**Aim**
Below are some records; give them all again exactly, but not the pictures.

**Dataset records**
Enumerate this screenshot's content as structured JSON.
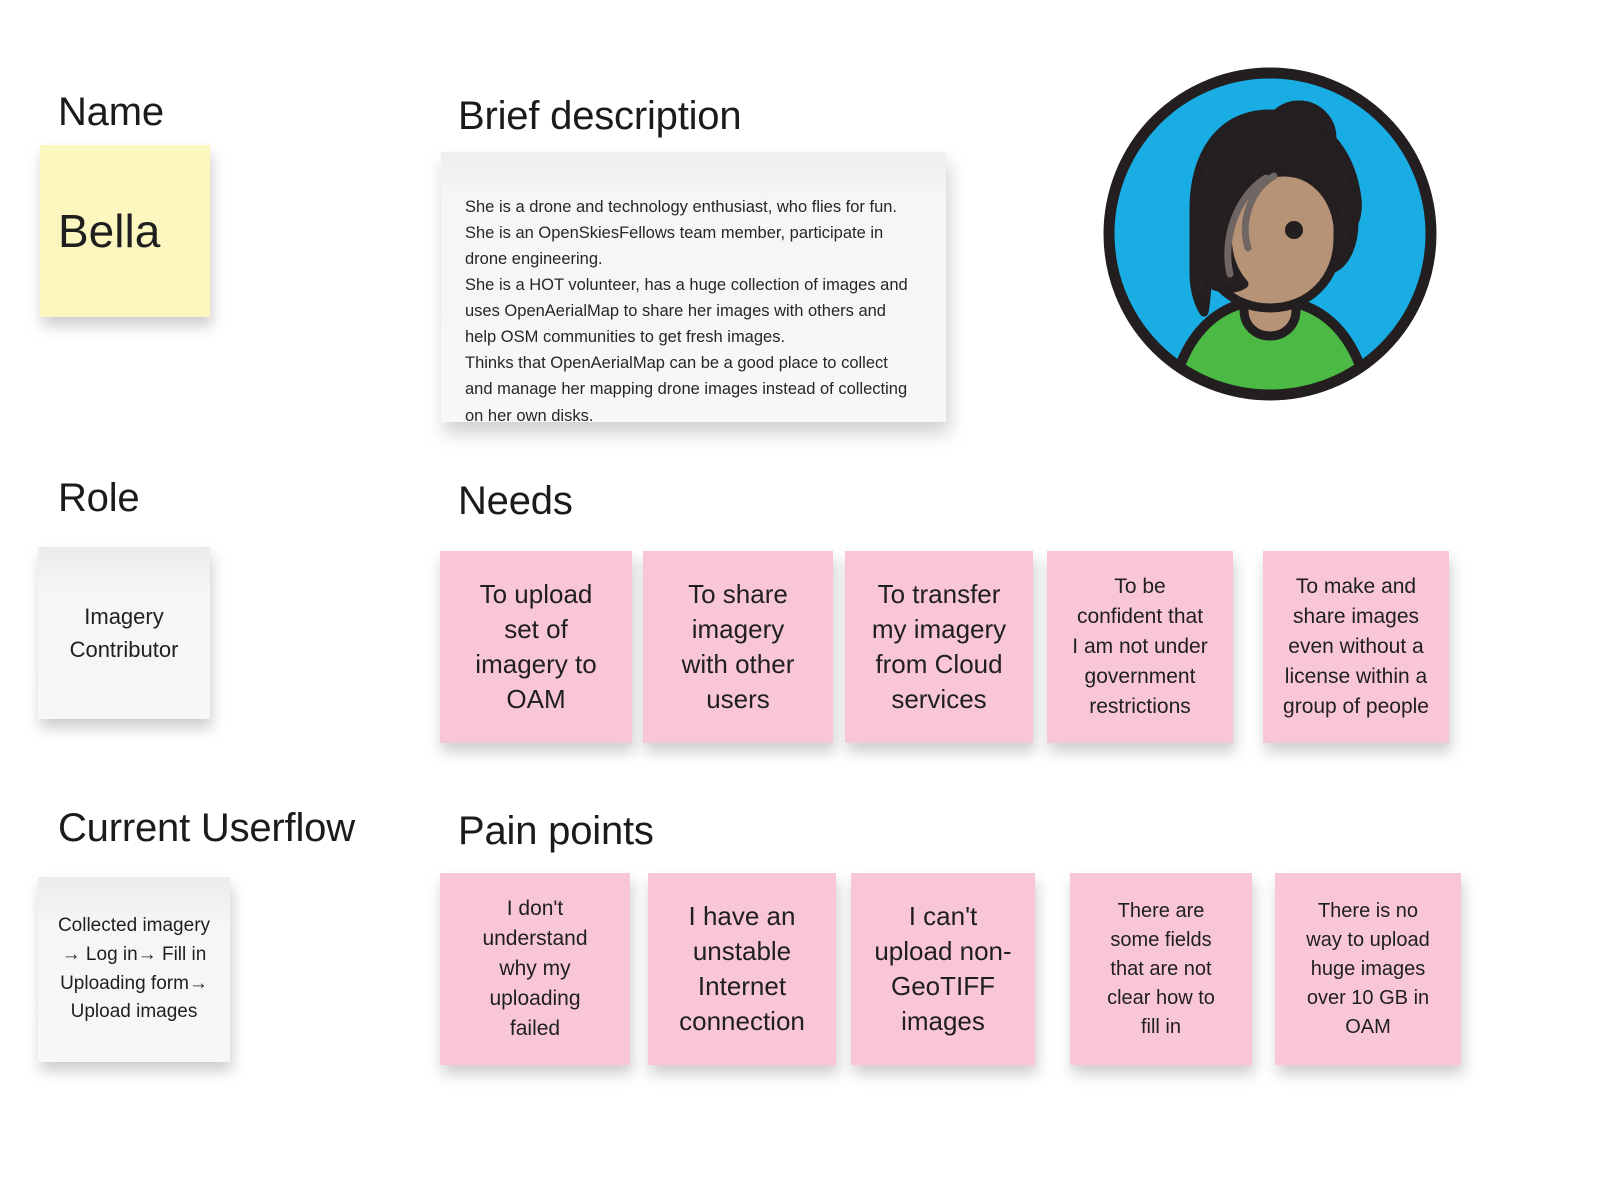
{
  "page": {
    "kind": "user-persona-board",
    "background": "#ffffff"
  },
  "sections": {
    "name": {
      "heading": "Name",
      "note": "Bella",
      "note_color": "#fbf7bf"
    },
    "role": {
      "heading": "Role",
      "note": "Imagery\nContributor",
      "note_color": "#f5f5f7"
    },
    "userflow": {
      "heading": "Current Userflow",
      "note": "Collected imagery\n→ Log in→ Fill in\nUploading form→\nUpload images",
      "note_color": "#f5f5f7"
    },
    "brief": {
      "heading": "Brief description",
      "body": "She is a drone and technology enthusiast, who flies for fun. She is an OpenSkiesFellows team member, participate in drone engineering.\nShe is a HOT volunteer, has a huge collection of images and uses OpenAerialMap to share her images with others and help OSM communities to get fresh images.\nThinks that OpenAerialMap can be a good place to collect and manage her mapping drone images  instead of collecting on her own disks.",
      "card_color": "#f6f6f7"
    },
    "needs": {
      "heading": "Needs",
      "note_color": "#f9c6d5",
      "notes": [
        {
          "text": "To upload\nset of\nimagery to\nOAM",
          "size": "large"
        },
        {
          "text": "To share\nimagery\nwith other\nusers",
          "size": "large"
        },
        {
          "text": "To transfer\nmy imagery\nfrom Cloud\nservices",
          "size": "large"
        },
        {
          "text": "To be\nconfident that\nI am not under\ngovernment\nrestrictions",
          "size": "small"
        },
        {
          "text": "To make and\nshare images\neven without a\nlicense within a\ngroup of people",
          "size": "small"
        }
      ]
    },
    "pain_points": {
      "heading": "Pain points",
      "note_color": "#f9c6d5",
      "notes": [
        {
          "text": "I don't\nunderstand\nwhy my\nuploading\nfailed",
          "size": "small"
        },
        {
          "text": "I have an\nunstable\nInternet\nconnection",
          "size": "large"
        },
        {
          "text": "I can't\nupload non-\nGeoTIFF\nimages",
          "size": "large"
        },
        {
          "text": "There are\nsome fields\nthat are not\nclear how to\nfill in",
          "size": "small"
        },
        {
          "text": "There is no\nway to upload\nhuge images\nover 10 GB in\nOAM",
          "size": "small"
        }
      ]
    },
    "avatar": {
      "name": "persona-avatar-illustration",
      "colors": {
        "background_circle": "#19ade4",
        "outline": "#231f20",
        "hair": "#262020",
        "hair_highlight": "#6f6563",
        "skin": "#b69376",
        "shirt": "#4cb944",
        "eye": "#231f20"
      }
    }
  }
}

**Response**
Enumerate this screenshot's content as structured JSON.
{
  "page": {
    "kind": "user-persona-board",
    "background": "#ffffff"
  },
  "sections": {
    "name": {
      "heading": "Name",
      "note": "Bella",
      "note_color": "#fbf7bf"
    },
    "role": {
      "heading": "Role",
      "note": "Imagery\nContributor",
      "note_color": "#f5f5f7"
    },
    "userflow": {
      "heading": "Current Userflow",
      "note": "Collected imagery\n→ Log in→ Fill in\nUploading form→\nUpload images",
      "note_color": "#f5f5f7"
    },
    "brief": {
      "heading": "Brief description",
      "body": "She is a drone and technology enthusiast, who flies for fun. She is an OpenSkiesFellows team member, participate in drone engineering.\nShe is a HOT volunteer, has a huge collection of images and uses OpenAerialMap to share her images with others and help OSM communities to get fresh images.\nThinks that OpenAerialMap can be a good place to collect and manage her mapping drone images  instead of collecting on her own disks.",
      "card_color": "#f6f6f7"
    },
    "needs": {
      "heading": "Needs",
      "note_color": "#f9c6d5",
      "notes": [
        {
          "text": "To upload\nset of\nimagery to\nOAM",
          "size": "large"
        },
        {
          "text": "To share\nimagery\nwith other\nusers",
          "size": "large"
        },
        {
          "text": "To transfer\nmy imagery\nfrom Cloud\nservices",
          "size": "large"
        },
        {
          "text": "To be\nconfident that\nI am not under\ngovernment\nrestrictions",
          "size": "small"
        },
        {
          "text": "To make and\nshare images\neven without a\nlicense within a\ngroup of people",
          "size": "small"
        }
      ]
    },
    "pain_points": {
      "heading": "Pain points",
      "note_color": "#f9c6d5",
      "notes": [
        {
          "text": "I don't\nunderstand\nwhy my\nuploading\nfailed",
          "size": "small"
        },
        {
          "text": "I have an\nunstable\nInternet\nconnection",
          "size": "large"
        },
        {
          "text": "I can't\nupload non-\nGeoTIFF\nimages",
          "size": "large"
        },
        {
          "text": "There are\nsome fields\nthat are not\nclear how to\nfill in",
          "size": "small"
        },
        {
          "text": "There is no\nway to upload\nhuge images\nover 10 GB in\nOAM",
          "size": "small"
        }
      ]
    },
    "avatar": {
      "name": "persona-avatar-illustration",
      "colors": {
        "background_circle": "#19ade4",
        "outline": "#231f20",
        "hair": "#262020",
        "hair_highlight": "#6f6563",
        "skin": "#b69376",
        "shirt": "#4cb944",
        "eye": "#231f20"
      }
    }
  }
}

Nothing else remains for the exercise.